Chart and figure data
◇ ◇ ◇ ◇
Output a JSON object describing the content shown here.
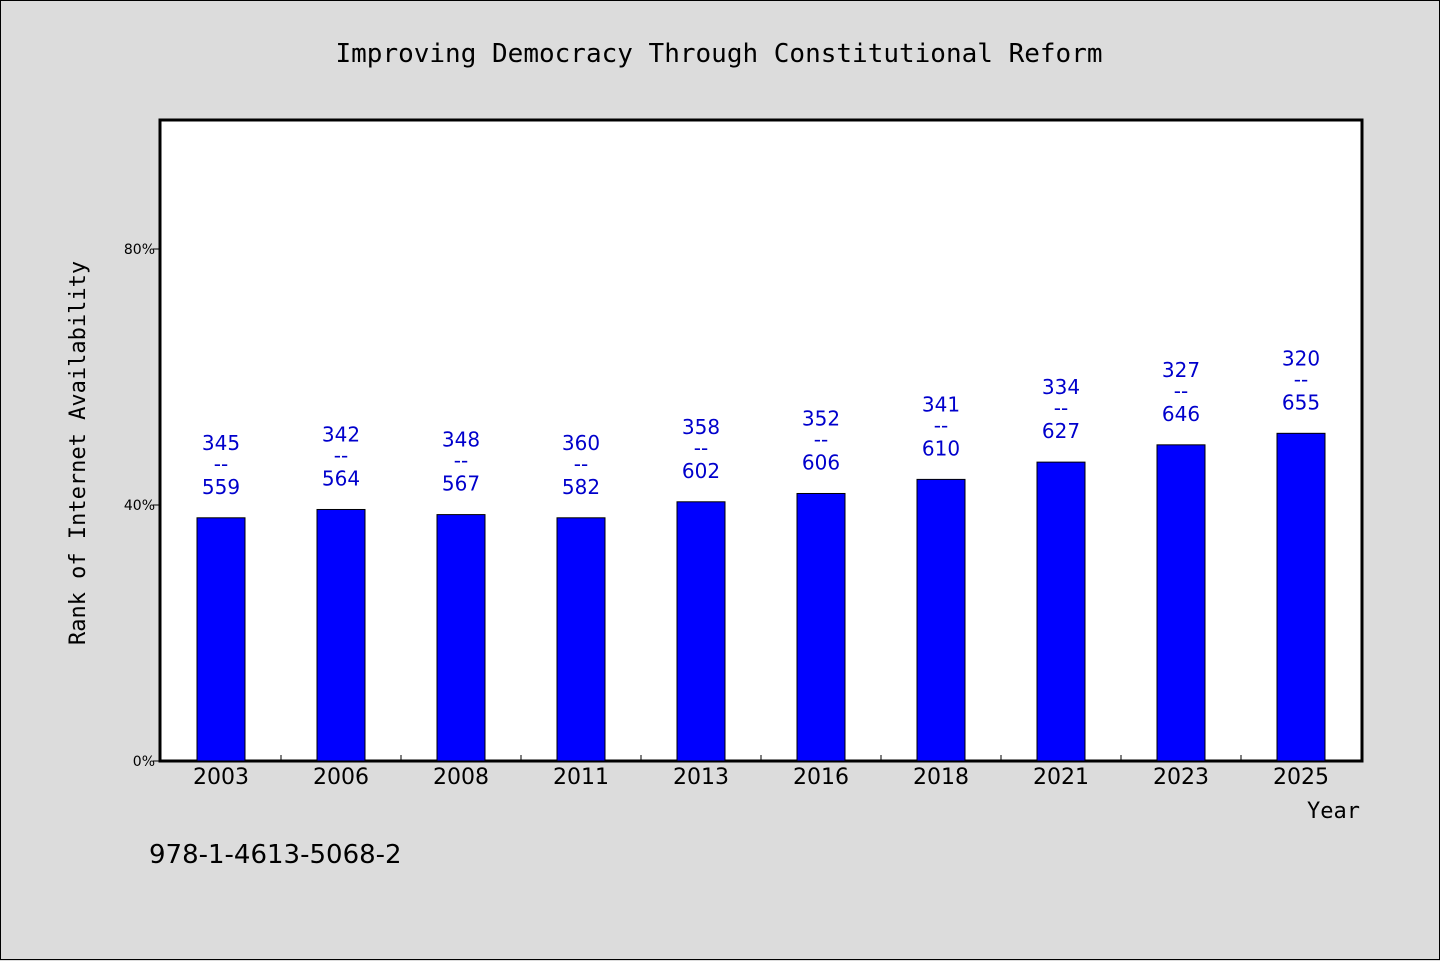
{
  "chart_data": {
    "type": "bar",
    "title": "Improving Democracy Through Constitutional Reform",
    "xlabel": "Year",
    "ylabel": "Rank of Internet Availability",
    "ylim": [
      0,
      100
    ],
    "yticks": [
      {
        "value": 0,
        "label": "0%"
      },
      {
        "value": 40,
        "label": "40%"
      },
      {
        "value": 80,
        "label": "80%"
      }
    ],
    "categories": [
      "2003",
      "2006",
      "2008",
      "2011",
      "2013",
      "2016",
      "2018",
      "2021",
      "2023",
      "2025"
    ],
    "values": [
      38.0,
      39.3,
      38.5,
      38.0,
      40.5,
      41.8,
      44.0,
      46.7,
      49.4,
      51.2
    ],
    "labels_top": [
      "345",
      "342",
      "348",
      "360",
      "358",
      "352",
      "341",
      "334",
      "327",
      "320"
    ],
    "labels_sep": "--",
    "labels_bottom": [
      "559",
      "564",
      "567",
      "582",
      "602",
      "606",
      "610",
      "627",
      "646",
      "655"
    ],
    "bar_color": "#0000ff",
    "label_color": "#0000cc",
    "grid": false,
    "legend": "none"
  },
  "footer": {
    "isbn": "978-1-4613-5068-2"
  }
}
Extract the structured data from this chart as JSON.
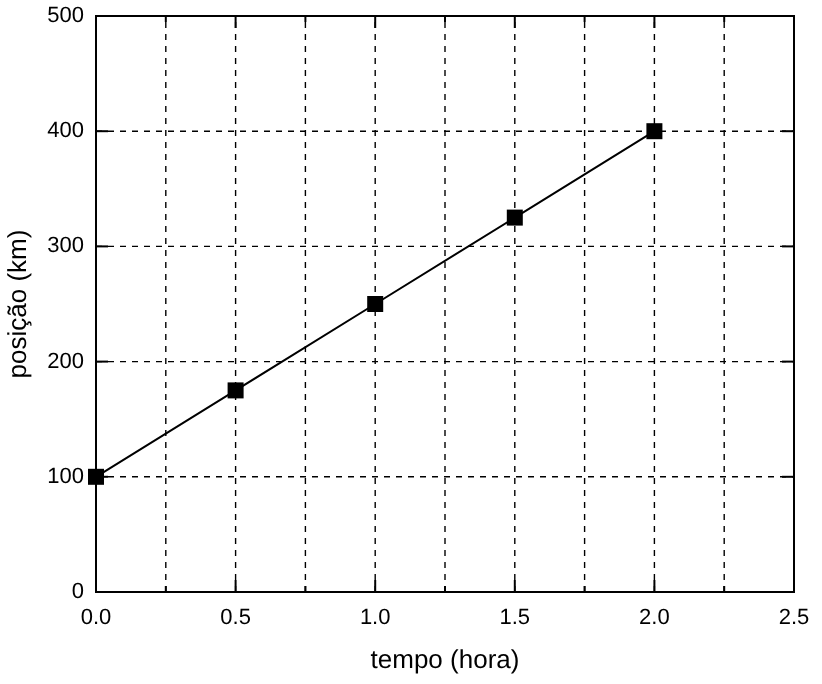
{
  "chart_data": {
    "type": "line",
    "xlabel": "tempo (hora)",
    "ylabel": "posição (km)",
    "x": [
      0,
      0.5,
      1,
      1.5,
      2
    ],
    "series": [
      {
        "color": "#000000",
        "values": [
          100,
          175,
          250,
          325,
          400
        ]
      }
    ],
    "xlim": [
      0,
      2.5
    ],
    "ylim": [
      0,
      500
    ],
    "xticks": [
      {
        "value": 0,
        "label": "0.0"
      },
      {
        "value": 0.25,
        "label": null
      },
      0.5,
      {
        "value": 0.75,
        "label": null
      },
      {
        "value": 1,
        "label": "1.0"
      },
      {
        "value": 1.25,
        "label": null
      },
      1.5,
      {
        "value": 1.75,
        "label": null
      },
      {
        "value": 2,
        "label": "2.0"
      },
      {
        "value": 2.25,
        "label": null
      },
      2.5
    ],
    "yticks": [
      0,
      100,
      200,
      300,
      400,
      500
    ],
    "grid": true,
    "marker": "square",
    "line_style": "solid"
  }
}
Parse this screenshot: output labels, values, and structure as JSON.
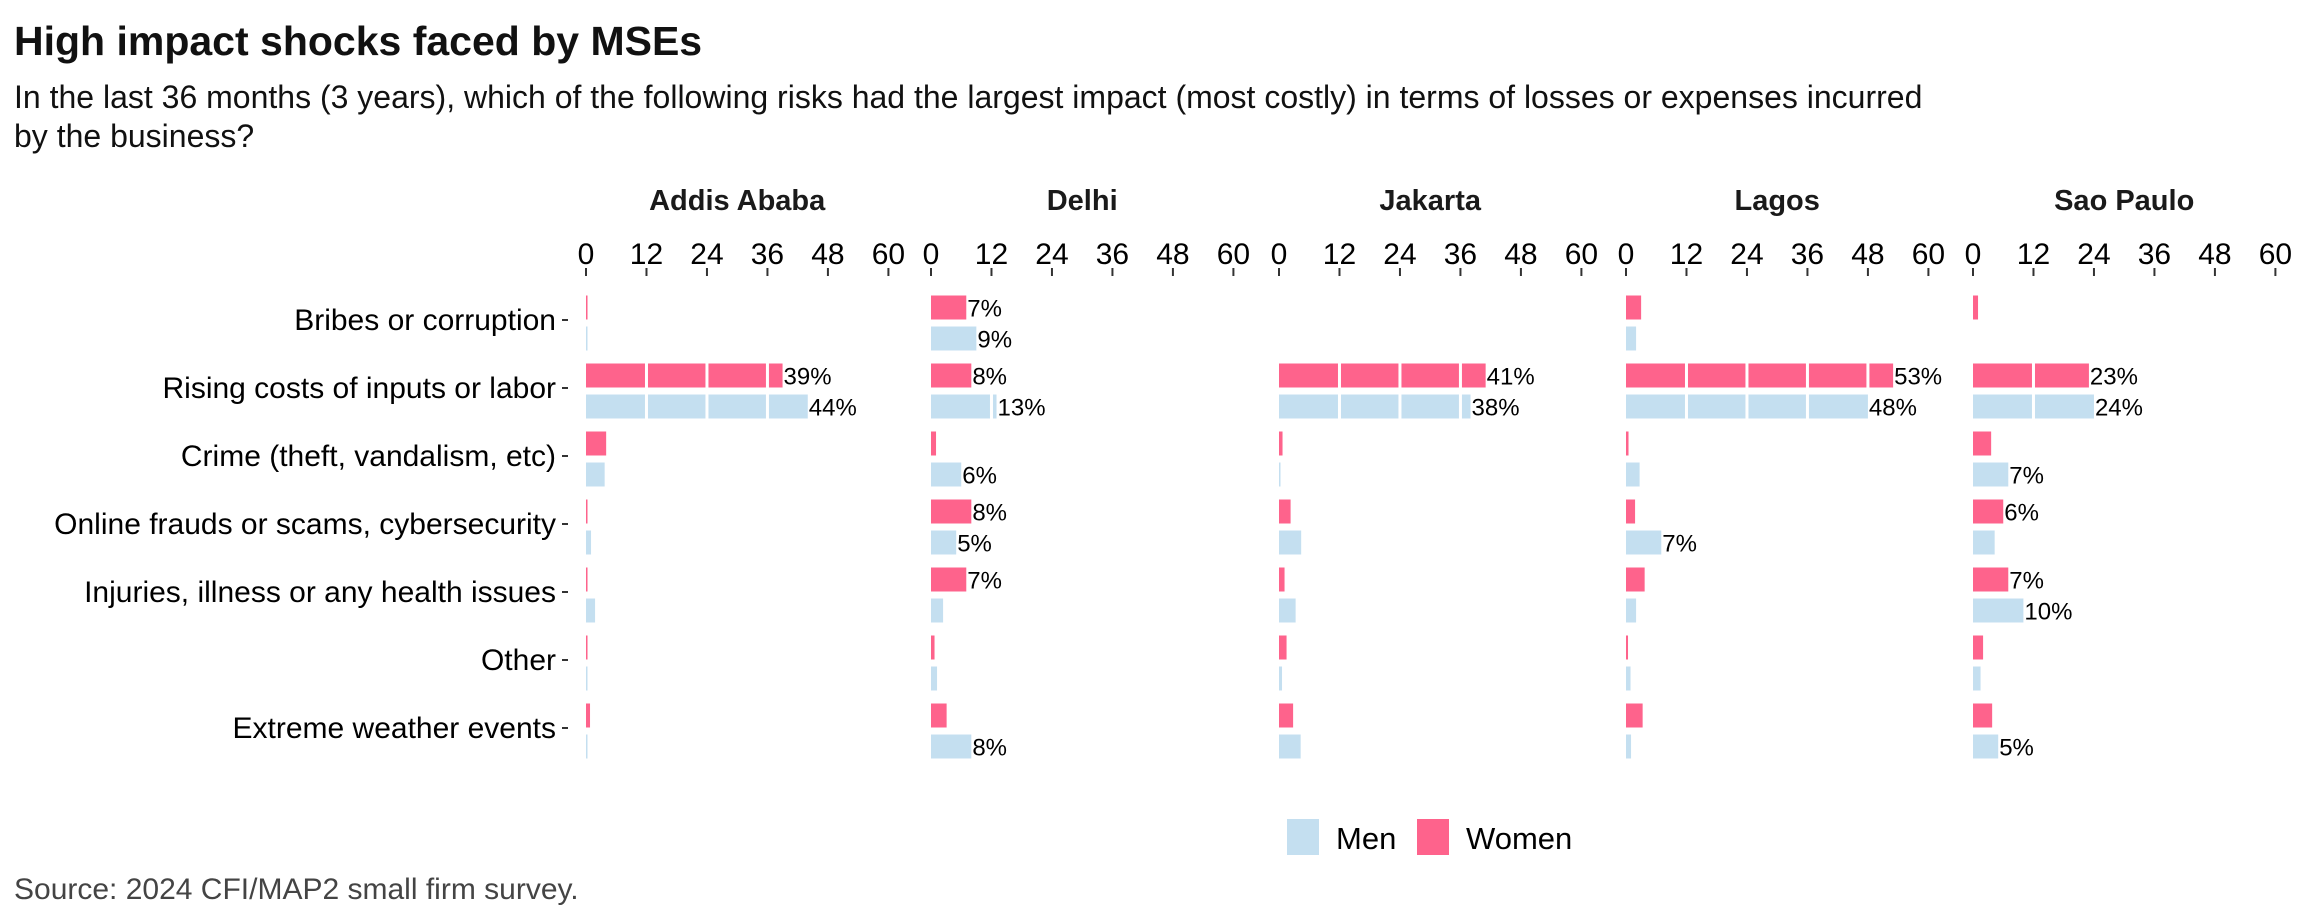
{
  "title": "High impact shocks faced by MSEs",
  "subtitle": "In the last 36 months (3 years), which of the following risks had the largest impact (most costly) in terms of losses or expenses incurred by the business?",
  "source": "Source: 2024 CFI/MAP2 small firm survey.",
  "colors": {
    "men": "#c4dff0",
    "women": "#fe638c"
  },
  "chart_data": {
    "type": "bar",
    "orientation": "horizontal",
    "faceted": true,
    "title": "High impact shocks faced by MSEs",
    "subtitle": "In the last 36 months (3 years), which of the following risks had the largest impact (most costly) in terms of losses or expenses incurred by the business?",
    "xlabel": "",
    "ylabel": "",
    "xlim": [
      0,
      60
    ],
    "xticks": [
      0,
      12,
      24,
      36,
      48,
      60
    ],
    "grid": false,
    "legend": {
      "position": "bottom",
      "entries": [
        "Men",
        "Women"
      ]
    },
    "categories": [
      "Bribes or corruption",
      "Rising costs of inputs or labor",
      "Crime (theft, vandalism, etc)",
      "Online frauds or scams, cybersecurity",
      "Injuries, illness or any health issues",
      "Other",
      "Extreme weather events"
    ],
    "label_threshold": 5,
    "facets": [
      {
        "name": "Addis Ababa",
        "series": [
          {
            "name": "Women",
            "values": [
              0.3,
              39,
              4,
              0.1,
              0.3,
              0.3,
              0.8
            ]
          },
          {
            "name": "Men",
            "values": [
              0.1,
              44,
              3.7,
              1,
              1.8,
              0.1,
              0.2
            ]
          }
        ]
      },
      {
        "name": "Delhi",
        "series": [
          {
            "name": "Women",
            "values": [
              7,
              8,
              1,
              8,
              7,
              0.7,
              3.1
            ]
          },
          {
            "name": "Men",
            "values": [
              9,
              13,
              6,
              5,
              2.4,
              1.2,
              8
            ]
          }
        ]
      },
      {
        "name": "Jakarta",
        "series": [
          {
            "name": "Women",
            "values": [
              0,
              41,
              0.7,
              2.3,
              1.1,
              1.5,
              2.8
            ]
          },
          {
            "name": "Men",
            "values": [
              0,
              38,
              0.3,
              4.4,
              3.3,
              0.6,
              4.3
            ]
          }
        ]
      },
      {
        "name": "Lagos",
        "series": [
          {
            "name": "Women",
            "values": [
              3,
              53,
              0.5,
              1.8,
              3.7,
              0.4,
              3.3
            ]
          },
          {
            "name": "Men",
            "values": [
              2,
              48,
              2.7,
              7,
              2,
              0.9,
              1
            ]
          }
        ]
      },
      {
        "name": "Sao Paulo",
        "series": [
          {
            "name": "Women",
            "values": [
              1,
              23,
              3.6,
              6,
              7,
              2,
              3.8
            ]
          },
          {
            "name": "Men",
            "values": [
              0,
              24,
              7,
              4.3,
              10,
              1.5,
              5
            ]
          }
        ]
      }
    ]
  }
}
◇ ◇ ◇ ◇
*Task statement*:
Retype everything in the material word for word, minus pictures.

*The output*:
Output a JSON object describing the content shown here.
{
  "chart_data": {
    "type": "bar",
    "title": "Improving Democracy Through Constitutional Reform",
    "xlabel": "Year",
    "ylabel": "Rank of Internet Availability",
    "ylim": [
      0,
      100
    ],
    "yticks": [
      {
        "value": 0,
        "label": "0%"
      },
      {
        "value": 40,
        "label": "40%"
      },
      {
        "value": 80,
        "label": "80%"
      }
    ],
    "categories": [
      "2003",
      "2006",
      "2008",
      "2011",
      "2013",
      "2016",
      "2018",
      "2021",
      "2023",
      "2025"
    ],
    "values": [
      38.0,
      39.3,
      38.5,
      38.0,
      40.5,
      41.8,
      44.0,
      46.7,
      49.4,
      51.2
    ],
    "labels_top": [
      "345",
      "342",
      "348",
      "360",
      "358",
      "352",
      "341",
      "334",
      "327",
      "320"
    ],
    "labels_sep": "--",
    "labels_bottom": [
      "559",
      "564",
      "567",
      "582",
      "602",
      "606",
      "610",
      "627",
      "646",
      "655"
    ],
    "bar_color": "#0000ff",
    "label_color": "#0000cc",
    "grid": false,
    "legend": "none"
  },
  "footer": {
    "isbn": "978-1-4613-5068-2"
  }
}
Extract the structured data from this chart as JSON.
{
  "chart_data": {
    "type": "line",
    "xlabel": "tempo (hora)",
    "ylabel": "posição (km)",
    "x": [
      0,
      0.5,
      1,
      1.5,
      2
    ],
    "series": [
      {
        "color": "#000000",
        "values": [
          100,
          175,
          250,
          325,
          400
        ]
      }
    ],
    "xlim": [
      0,
      2.5
    ],
    "ylim": [
      0,
      500
    ],
    "xticks": [
      {
        "value": 0,
        "label": "0.0"
      },
      {
        "value": 0.25,
        "label": null
      },
      0.5,
      {
        "value": 0.75,
        "label": null
      },
      {
        "value": 1,
        "label": "1.0"
      },
      {
        "value": 1.25,
        "label": null
      },
      1.5,
      {
        "value": 1.75,
        "label": null
      },
      {
        "value": 2,
        "label": "2.0"
      },
      {
        "value": 2.25,
        "label": null
      },
      2.5
    ],
    "yticks": [
      0,
      100,
      200,
      300,
      400,
      500
    ],
    "grid": true,
    "marker": "square",
    "line_style": "solid"
  }
}
Parse this screenshot: output labels, values, and structure as JSON.
{
  "title": "High impact shocks faced by MSEs",
  "subtitle": "In the last 36 months (3 years), which of the following risks had the largest impact (most costly) in terms of losses or expenses incurred by the business?",
  "source": "Source: 2024 CFI/MAP2 small firm survey.",
  "colors": {
    "men": "#c4dff0",
    "women": "#fe638c"
  },
  "chart_data": {
    "type": "bar",
    "orientation": "horizontal",
    "faceted": true,
    "title": "High impact shocks faced by MSEs",
    "subtitle": "In the last 36 months (3 years), which of the following risks had the largest impact (most costly) in terms of losses or expenses incurred by the business?",
    "xlabel": "",
    "ylabel": "",
    "xlim": [
      0,
      60
    ],
    "xticks": [
      0,
      12,
      24,
      36,
      48,
      60
    ],
    "grid": false,
    "legend": {
      "position": "bottom",
      "entries": [
        "Men",
        "Women"
      ]
    },
    "categories": [
      "Bribes or corruption",
      "Rising costs of inputs or labor",
      "Crime (theft, vandalism, etc)",
      "Online frauds or scams, cybersecurity",
      "Injuries, illness or any health issues",
      "Other",
      "Extreme weather events"
    ],
    "label_threshold": 5,
    "facets": [
      {
        "name": "Addis Ababa",
        "series": [
          {
            "name": "Women",
            "values": [
              0.3,
              39,
              4,
              0.1,
              0.3,
              0.3,
              0.8
            ]
          },
          {
            "name": "Men",
            "values": [
              0.1,
              44,
              3.7,
              1,
              1.8,
              0.1,
              0.2
            ]
          }
        ]
      },
      {
        "name": "Delhi",
        "series": [
          {
            "name": "Women",
            "values": [
              7,
              8,
              1,
              8,
              7,
              0.7,
              3.1
            ]
          },
          {
            "name": "Men",
            "values": [
              9,
              13,
              6,
              5,
              2.4,
              1.2,
              8
            ]
          }
        ]
      },
      {
        "name": "Jakarta",
        "series": [
          {
            "name": "Women",
            "values": [
              0,
              41,
              0.7,
              2.3,
              1.1,
              1.5,
              2.8
            ]
          },
          {
            "name": "Men",
            "values": [
              0,
              38,
              0.3,
              4.4,
              3.3,
              0.6,
              4.3
            ]
          }
        ]
      },
      {
        "name": "Lagos",
        "series": [
          {
            "name": "Women",
            "values": [
              3,
              53,
              0.5,
              1.8,
              3.7,
              0.4,
              3.3
            ]
          },
          {
            "name": "Men",
            "values": [
              2,
              48,
              2.7,
              7,
              2,
              0.9,
              1
            ]
          }
        ]
      },
      {
        "name": "Sao Paulo",
        "series": [
          {
            "name": "Women",
            "values": [
              1,
              23,
              3.6,
              6,
              7,
              2,
              3.8
            ]
          },
          {
            "name": "Men",
            "values": [
              0,
              24,
              7,
              4.3,
              10,
              1.5,
              5
            ]
          }
        ]
      }
    ]
  }
}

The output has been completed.